* [Consigne]
Recopie mot pour mot, en entier, le texte ci-dessous sur la philosophie de Wiligut.

* [Texte à lire]
Ma conviction est que les documents traduits dans The Secret King présentent une  philosophie mystique cohérente. De plus, ils donnent la preuve d’une profonde réflexion sur la tradition religieuse germanique païenne. Toutefois, la philosophie de Wiligut est profondément défectueuse. Ce n’est pas un système d’idées pleinement cohérent et intégré. En outre, beaucoup des affirmations de Wiligut dans ses mémos adressés à Himmler ressemblent en fait à des affirmations fantaisistes et arbitraires, sans aucun lien avec la Tradition authentique. Et certains éléments de la pensée de Wiligut sont en réalité en conflit avec la tradition germanique authentique.

* [Données affichées]
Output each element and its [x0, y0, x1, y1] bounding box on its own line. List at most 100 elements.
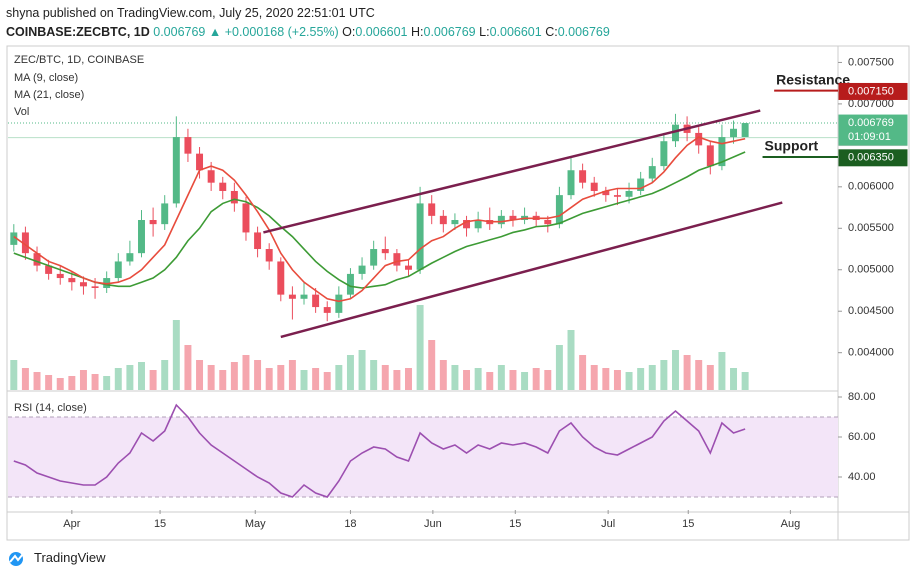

* [Réponse rédigée]
Ma conviction est que les documents traduits dans The Secret King présentent une  philosophie mystique cohérente. De plus, ils donnent la preuve d’une profonde réflexion sur la tradition religieuse germanique païenne. Toutefois, la philosophie de Wiligut est profondément défectueuse. Ce n’est pas un système d’idées pleinement cohérent et intégré. En outre, beaucoup des affirmations de Wiligut dans ses mémos adressés à Himmler ressemblent en fait à des affirmations fantaisistes et arbitraires, sans aucun lien avec la Tradition authentique. Et certains éléments de la pensée de Wiligut sont en réalité en conflit avec la tradition germanique authentique.